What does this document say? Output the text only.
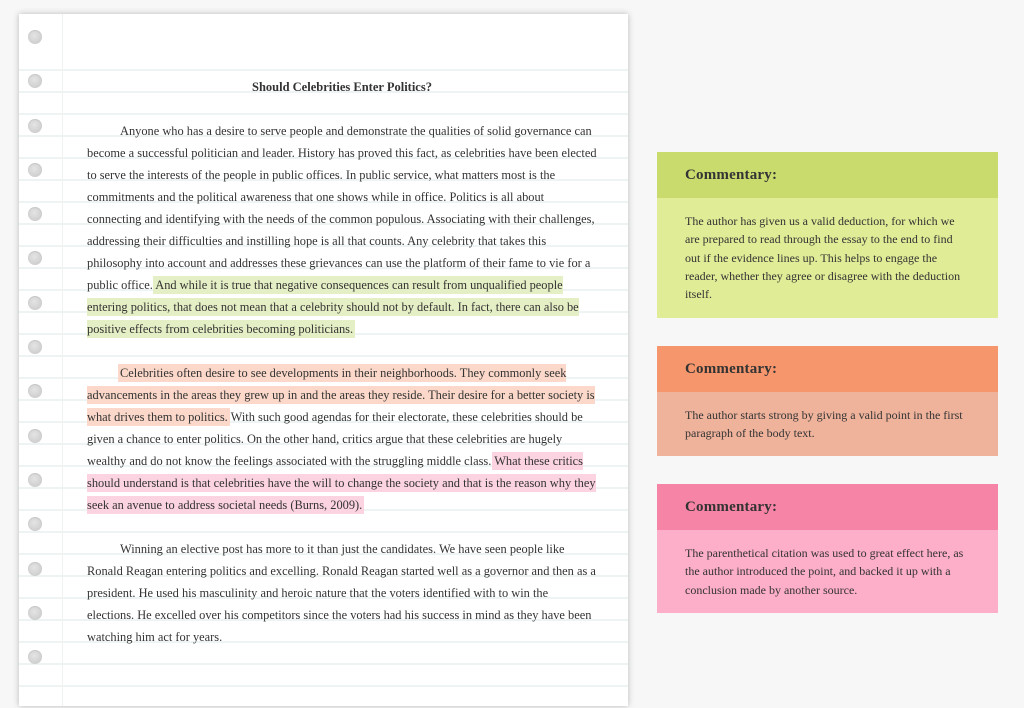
Should Celebrities Enter Politics?

Anyone who has a desire to serve people and demonstrate the qualities of solid governance can become a successful politician and leader. History has proved this fact, as celebrities have been elected to serve the interests of the people in public offices. In public service, what matters most is the commitments and the political awareness that one shows while in office. Politics is all about connecting and identifying with the needs of the common populous. Associating with their challenges, addressing their difficulties and instilling hope is all that counts. Any celebrity that takes this philosophy into account and addresses these grievances can use the platform of their fame to vie for a public office. And while it is true that negative consequences can result from unqualified people entering politics, that does not mean that a celebrity should not by default. In fact, there can also be positive effects from celebrities becoming politicians.

Celebrities often desire to see developments in their neighborhoods. They commonly seek advancements in the areas they grew up in and the areas they reside. Their desire for a better society is what drives them to politics. With such good agendas for their electorate, these celebrities should be given a chance to enter politics. On the other hand, critics argue that these celebrities are hugely wealthy and do not know the feelings associated with the struggling middle class. What these critics should understand is that celebrities have the will to change the society and that is the reason why they seek an avenue to address societal needs (Burns, 2009).

Winning an elective post has more to it than just the candidates. We have seen people like Ronald Reagan entering politics and excelling. Ronald Reagan started well as a governor and then as a president. He used his masculinity and heroic nature that the voters identified with to win the elections. He excelled over his competitors since the voters had his success in mind as they have been watching him act for years.

Commentary:
The author has given us a valid deduction, for which we are prepared to read through the essay to the end to find out if the evidence lines up. This helps to engage the reader, whether they agree or disagree with the deduction itself.
Commentary:
The author starts strong by giving a valid point in the first paragraph of the body text.
Commentary:
The parenthetical citation was used to great effect here, as the author introduced the point, and backed it up with a conclusion made by another source.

━━━

(What is required) Where a line holds "that", copy it out.

(Task answer)
Anyone who has a desire to serve people and demonstrate the qualities of solid governance can become a successful politician and leader. History has proved this fact, as celebrities have been elected to serve the interests of the people in public offices. In public service, what matters most is the commitments and the political awareness that one shows while in office. Politics is all about connecting and identifying with the needs of the common populous. Associating with their challenges, addressing their difficulties and instilling hope is all that counts. Any celebrity that takes this philosophy into account and addresses these grievances can use the platform of their fame to vie for a public office. And while it is true that negative consequences can result from unqualified people entering politics, that does not mean that a celebrity should not by default. In fact, there can also be positive effects from celebrities becoming politicians.
Celebrities often desire to see developments in their neighborhoods. They commonly seek advancements in the areas they grew up in and the areas they reside. Their desire for a better society is what drives them to politics. With such good agendas for their electorate, these celebrities should be given a chance to enter politics. On the other hand, critics argue that these celebrities are hugely wealthy and do not know the feelings associated with the struggling middle class. What these critics should understand is that celebrities have the will to change the society and that is the reason why they seek an avenue to address societal needs (Burns, 2009).
Winning an elective post has more to it than just the candidates. We have seen people like Ronald Reagan entering politics and excelling. Ronald Reagan started well as a governor and then as a president. He used his masculinity and heroic nature that the voters identified with to win the elections. He excelled over his competitors since the voters had his success in mind as they have been watching him act for years.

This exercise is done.